§ **INSTRUCTIONS FOR THE TASK**
Give a verbatim quotation of every record.

§ **TASK INPUT**

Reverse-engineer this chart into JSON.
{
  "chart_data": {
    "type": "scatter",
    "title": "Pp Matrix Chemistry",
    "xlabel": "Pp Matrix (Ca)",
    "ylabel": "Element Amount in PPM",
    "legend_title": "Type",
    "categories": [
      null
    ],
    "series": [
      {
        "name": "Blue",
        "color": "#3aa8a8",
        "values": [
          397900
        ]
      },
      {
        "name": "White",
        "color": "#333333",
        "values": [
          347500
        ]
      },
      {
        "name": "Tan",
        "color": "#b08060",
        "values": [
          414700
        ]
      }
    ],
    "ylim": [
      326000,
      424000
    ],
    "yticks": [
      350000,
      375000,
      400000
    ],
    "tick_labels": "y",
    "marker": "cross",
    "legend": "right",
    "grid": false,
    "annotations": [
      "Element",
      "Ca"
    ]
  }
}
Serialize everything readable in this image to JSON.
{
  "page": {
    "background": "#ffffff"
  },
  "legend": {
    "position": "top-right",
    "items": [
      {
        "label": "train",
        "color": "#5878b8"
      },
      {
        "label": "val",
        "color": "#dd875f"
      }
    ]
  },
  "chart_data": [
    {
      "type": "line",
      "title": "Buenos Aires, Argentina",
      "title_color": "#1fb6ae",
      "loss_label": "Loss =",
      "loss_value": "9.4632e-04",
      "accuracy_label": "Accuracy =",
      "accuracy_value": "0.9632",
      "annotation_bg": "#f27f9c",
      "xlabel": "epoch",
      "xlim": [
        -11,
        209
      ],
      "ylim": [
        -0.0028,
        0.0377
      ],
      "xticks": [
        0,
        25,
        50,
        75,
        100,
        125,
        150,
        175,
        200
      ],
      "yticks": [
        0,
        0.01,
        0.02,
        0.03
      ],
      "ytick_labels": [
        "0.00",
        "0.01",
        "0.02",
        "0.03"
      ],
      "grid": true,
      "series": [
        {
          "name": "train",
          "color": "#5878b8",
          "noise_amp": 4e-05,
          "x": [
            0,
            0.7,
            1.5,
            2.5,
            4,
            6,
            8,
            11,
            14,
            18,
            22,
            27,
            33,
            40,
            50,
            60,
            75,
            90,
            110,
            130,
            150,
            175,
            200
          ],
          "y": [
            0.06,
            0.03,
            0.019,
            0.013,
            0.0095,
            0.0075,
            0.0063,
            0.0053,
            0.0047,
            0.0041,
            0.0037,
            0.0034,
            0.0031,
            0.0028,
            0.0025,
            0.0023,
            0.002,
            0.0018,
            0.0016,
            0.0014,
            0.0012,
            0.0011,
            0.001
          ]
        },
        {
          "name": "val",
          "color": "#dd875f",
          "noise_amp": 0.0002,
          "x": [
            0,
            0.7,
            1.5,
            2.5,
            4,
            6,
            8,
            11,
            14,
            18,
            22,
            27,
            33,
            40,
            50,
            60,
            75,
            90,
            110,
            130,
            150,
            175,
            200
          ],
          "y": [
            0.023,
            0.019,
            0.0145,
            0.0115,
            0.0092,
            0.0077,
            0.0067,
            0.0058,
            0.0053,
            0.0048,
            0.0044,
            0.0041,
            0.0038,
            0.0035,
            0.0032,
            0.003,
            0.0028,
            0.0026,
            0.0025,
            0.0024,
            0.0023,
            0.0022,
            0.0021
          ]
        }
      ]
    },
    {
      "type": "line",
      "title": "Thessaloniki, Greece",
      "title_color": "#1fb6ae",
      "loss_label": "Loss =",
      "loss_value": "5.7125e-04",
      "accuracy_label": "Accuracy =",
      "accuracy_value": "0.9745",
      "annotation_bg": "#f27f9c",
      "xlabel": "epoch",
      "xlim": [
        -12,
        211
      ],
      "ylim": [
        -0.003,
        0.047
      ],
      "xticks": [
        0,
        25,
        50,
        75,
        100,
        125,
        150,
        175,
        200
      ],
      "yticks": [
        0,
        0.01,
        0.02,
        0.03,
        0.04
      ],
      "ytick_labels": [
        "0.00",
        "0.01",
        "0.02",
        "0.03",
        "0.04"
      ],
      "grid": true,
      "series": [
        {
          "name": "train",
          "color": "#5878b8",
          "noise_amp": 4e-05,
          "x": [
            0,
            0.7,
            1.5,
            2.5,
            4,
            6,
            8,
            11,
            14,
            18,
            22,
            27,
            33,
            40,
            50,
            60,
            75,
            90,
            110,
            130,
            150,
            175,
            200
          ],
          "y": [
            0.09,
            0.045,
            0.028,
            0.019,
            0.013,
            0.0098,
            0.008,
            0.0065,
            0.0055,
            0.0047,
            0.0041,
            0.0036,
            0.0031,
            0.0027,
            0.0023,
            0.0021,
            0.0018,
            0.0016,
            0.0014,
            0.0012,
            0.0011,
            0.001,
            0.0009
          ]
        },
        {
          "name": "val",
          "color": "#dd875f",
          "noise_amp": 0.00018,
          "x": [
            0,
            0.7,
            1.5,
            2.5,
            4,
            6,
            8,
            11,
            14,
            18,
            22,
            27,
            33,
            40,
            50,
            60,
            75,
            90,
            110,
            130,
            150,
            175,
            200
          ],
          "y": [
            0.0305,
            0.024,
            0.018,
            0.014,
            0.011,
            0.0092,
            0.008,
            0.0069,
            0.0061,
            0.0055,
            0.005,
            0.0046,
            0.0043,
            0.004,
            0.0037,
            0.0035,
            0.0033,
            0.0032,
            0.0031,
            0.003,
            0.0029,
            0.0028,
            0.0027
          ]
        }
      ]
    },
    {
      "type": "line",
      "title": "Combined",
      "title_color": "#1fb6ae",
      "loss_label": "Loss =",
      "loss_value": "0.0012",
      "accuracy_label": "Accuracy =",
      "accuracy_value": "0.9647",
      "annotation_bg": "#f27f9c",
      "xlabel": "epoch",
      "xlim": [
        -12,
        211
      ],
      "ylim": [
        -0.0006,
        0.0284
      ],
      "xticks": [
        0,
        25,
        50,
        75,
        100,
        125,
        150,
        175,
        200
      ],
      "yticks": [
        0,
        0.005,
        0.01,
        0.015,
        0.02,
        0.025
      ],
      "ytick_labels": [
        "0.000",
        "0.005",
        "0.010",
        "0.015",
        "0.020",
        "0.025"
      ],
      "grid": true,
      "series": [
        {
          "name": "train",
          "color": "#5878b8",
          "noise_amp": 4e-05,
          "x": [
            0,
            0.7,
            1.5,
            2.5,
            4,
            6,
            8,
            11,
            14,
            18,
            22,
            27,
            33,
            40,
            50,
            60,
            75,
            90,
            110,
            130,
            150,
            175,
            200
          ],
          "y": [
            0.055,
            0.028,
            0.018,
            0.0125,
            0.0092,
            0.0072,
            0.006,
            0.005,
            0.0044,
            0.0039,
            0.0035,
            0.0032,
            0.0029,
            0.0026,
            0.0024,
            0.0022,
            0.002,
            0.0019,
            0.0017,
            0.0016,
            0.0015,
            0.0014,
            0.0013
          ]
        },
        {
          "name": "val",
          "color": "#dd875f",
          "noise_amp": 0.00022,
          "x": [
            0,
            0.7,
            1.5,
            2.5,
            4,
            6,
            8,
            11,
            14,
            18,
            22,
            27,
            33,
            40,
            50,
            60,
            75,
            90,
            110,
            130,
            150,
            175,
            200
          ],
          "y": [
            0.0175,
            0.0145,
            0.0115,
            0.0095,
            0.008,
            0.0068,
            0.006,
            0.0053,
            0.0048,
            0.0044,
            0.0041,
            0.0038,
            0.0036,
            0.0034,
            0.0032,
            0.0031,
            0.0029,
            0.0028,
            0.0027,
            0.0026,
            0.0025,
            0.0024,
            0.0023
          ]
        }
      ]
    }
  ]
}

§ **ANSWER TO THE EXERCISE**
Reverse-engineer this chart into JSON.
{
  "chart_data": {
    "type": "scatter",
    "title": "Pp Matrix Chemistry",
    "xlabel": "Pp Matrix (Ca)",
    "ylabel": "Element Amount in PPM",
    "legend_title": "Type",
    "categories": [
      null
    ],
    "series": [
      {
        "name": "Blue",
        "color": "#3aa8a8",
        "values": [
          397900
        ]
      },
      {
        "name": "White",
        "color": "#333333",
        "values": [
          347500
        ]
      },
      {
        "name": "Tan",
        "color": "#b08060",
        "values": [
          414700
        ]
      }
    ],
    "ylim": [
      326000,
      424000
    ],
    "yticks": [
      350000,
      375000,
      400000
    ],
    "tick_labels": "y",
    "marker": "cross",
    "legend": "right",
    "grid": false,
    "annotations": [
      "Element",
      "Ca"
    ]
  }
}
Serialize everything readable in this image to JSON.
{
  "page": {
    "background": "#ffffff"
  },
  "legend": {
    "position": "top-right",
    "items": [
      {
        "label": "train",
        "color": "#5878b8"
      },
      {
        "label": "val",
        "color": "#dd875f"
      }
    ]
  },
  "chart_data": [
    {
      "type": "line",
      "title": "Buenos Aires, Argentina",
      "title_color": "#1fb6ae",
      "loss_label": "Loss =",
      "loss_value": "9.4632e-04",
      "accuracy_label": "Accuracy =",
      "accuracy_value": "0.9632",
      "annotation_bg": "#f27f9c",
      "xlabel": "epoch",
      "xlim": [
        -11,
        209
      ],
      "ylim": [
        -0.0028,
        0.0377
      ],
      "xticks": [
        0,
        25,
        50,
        75,
        100,
        125,
        150,
        175,
        200
      ],
      "yticks": [
        0,
        0.01,
        0.02,
        0.03
      ],
      "ytick_labels": [
        "0.00",
        "0.01",
        "0.02",
        "0.03"
      ],
      "grid": true,
      "series": [
        {
          "name": "train",
          "color": "#5878b8",
          "noise_amp": 4e-05,
          "x": [
            0,
            0.7,
            1.5,
            2.5,
            4,
            6,
            8,
            11,
            14,
            18,
            22,
            27,
            33,
            40,
            50,
            60,
            75,
            90,
            110,
            130,
            150,
            175,
            200
          ],
          "y": [
            0.06,
            0.03,
            0.019,
            0.013,
            0.0095,
            0.0075,
            0.0063,
            0.0053,
            0.0047,
            0.0041,
            0.0037,
            0.0034,
            0.0031,
            0.0028,
            0.0025,
            0.0023,
            0.002,
            0.0018,
            0.0016,
            0.0014,
            0.0012,
            0.0011,
            0.001
          ]
        },
        {
          "name": "val",
          "color": "#dd875f",
          "noise_amp": 0.0002,
          "x": [
            0,
            0.7,
            1.5,
            2.5,
            4,
            6,
            8,
            11,
            14,
            18,
            22,
            27,
            33,
            40,
            50,
            60,
            75,
            90,
            110,
            130,
            150,
            175,
            200
          ],
          "y": [
            0.023,
            0.019,
            0.0145,
            0.0115,
            0.0092,
            0.0077,
            0.0067,
            0.0058,
            0.0053,
            0.0048,
            0.0044,
            0.0041,
            0.0038,
            0.0035,
            0.0032,
            0.003,
            0.0028,
            0.0026,
            0.0025,
            0.0024,
            0.0023,
            0.0022,
            0.0021
          ]
        }
      ]
    },
    {
      "type": "line",
      "title": "Thessaloniki, Greece",
      "title_color": "#1fb6ae",
      "loss_label": "Loss =",
      "loss_value": "5.7125e-04",
      "accuracy_label": "Accuracy =",
      "accuracy_value": "0.9745",
      "annotation_bg": "#f27f9c",
      "xlabel": "epoch",
      "xlim": [
        -12,
        211
      ],
      "ylim": [
        -0.003,
        0.047
      ],
      "xticks": [
        0,
        25,
        50,
        75,
        100,
        125,
        150,
        175,
        200
      ],
      "yticks": [
        0,
        0.01,
        0.02,
        0.03,
        0.04
      ],
      "ytick_labels": [
        "0.00",
        "0.01",
        "0.02",
        "0.03",
        "0.04"
      ],
      "grid": true,
      "series": [
        {
          "name": "train",
          "color": "#5878b8",
          "noise_amp": 4e-05,
          "x": [
            0,
            0.7,
            1.5,
            2.5,
            4,
            6,
            8,
            11,
            14,
            18,
            22,
            27,
            33,
            40,
            50,
            60,
            75,
            90,
            110,
            130,
            150,
            175,
            200
          ],
          "y": [
            0.09,
            0.045,
            0.028,
            0.019,
            0.013,
            0.0098,
            0.008,
            0.0065,
            0.0055,
            0.0047,
            0.0041,
            0.0036,
            0.0031,
            0.0027,
            0.0023,
            0.0021,
            0.0018,
            0.0016,
            0.0014,
            0.0012,
            0.0011,
            0.001,
            0.0009
          ]
        },
        {
          "name": "val",
          "color": "#dd875f",
          "noise_amp": 0.00018,
          "x": [
            0,
            0.7,
            1.5,
            2.5,
            4,
            6,
            8,
            11,
            14,
            18,
            22,
            27,
            33,
            40,
            50,
            60,
            75,
            90,
            110,
            130,
            150,
            175,
            200
          ],
          "y": [
            0.0305,
            0.024,
            0.018,
            0.014,
            0.011,
            0.0092,
            0.008,
            0.0069,
            0.0061,
            0.0055,
            0.005,
            0.0046,
            0.0043,
            0.004,
            0.0037,
            0.0035,
            0.0033,
            0.0032,
            0.0031,
            0.003,
            0.0029,
            0.0028,
            0.0027
          ]
        }
      ]
    },
    {
      "type": "line",
      "title": "Combined",
      "title_color": "#1fb6ae",
      "loss_label": "Loss =",
      "loss_value": "0.0012",
      "accuracy_label": "Accuracy =",
      "accuracy_value": "0.9647",
      "annotation_bg": "#f27f9c",
      "xlabel": "epoch",
      "xlim": [
        -12,
        211
      ],
      "ylim": [
        -0.0006,
        0.0284
      ],
      "xticks": [
        0,
        25,
        50,
        75,
        100,
        125,
        150,
        175,
        200
      ],
      "yticks": [
        0,
        0.005,
        0.01,
        0.015,
        0.02,
        0.025
      ],
      "ytick_labels": [
        "0.000",
        "0.005",
        "0.010",
        "0.015",
        "0.020",
        "0.025"
      ],
      "grid": true,
      "series": [
        {
          "name": "train",
          "color": "#5878b8",
          "noise_amp": 4e-05,
          "x": [
            0,
            0.7,
            1.5,
            2.5,
            4,
            6,
            8,
            11,
            14,
            18,
            22,
            27,
            33,
            40,
            50,
            60,
            75,
            90,
            110,
            130,
            150,
            175,
            200
          ],
          "y": [
            0.055,
            0.028,
            0.018,
            0.0125,
            0.0092,
            0.0072,
            0.006,
            0.005,
            0.0044,
            0.0039,
            0.0035,
            0.0032,
            0.0029,
            0.0026,
            0.0024,
            0.0022,
            0.002,
            0.0019,
            0.0017,
            0.0016,
            0.0015,
            0.0014,
            0.0013
          ]
        },
        {
          "name": "val",
          "color": "#dd875f",
          "noise_amp": 0.00022,
          "x": [
            0,
            0.7,
            1.5,
            2.5,
            4,
            6,
            8,
            11,
            14,
            18,
            22,
            27,
            33,
            40,
            50,
            60,
            75,
            90,
            110,
            130,
            150,
            175,
            200
          ],
          "y": [
            0.0175,
            0.0145,
            0.0115,
            0.0095,
            0.008,
            0.0068,
            0.006,
            0.0053,
            0.0048,
            0.0044,
            0.0041,
            0.0038,
            0.0036,
            0.0034,
            0.0032,
            0.0031,
            0.0029,
            0.0028,
            0.0027,
            0.0026,
            0.0025,
            0.0024,
            0.0023
          ]
        }
      ]
    }
  ]
}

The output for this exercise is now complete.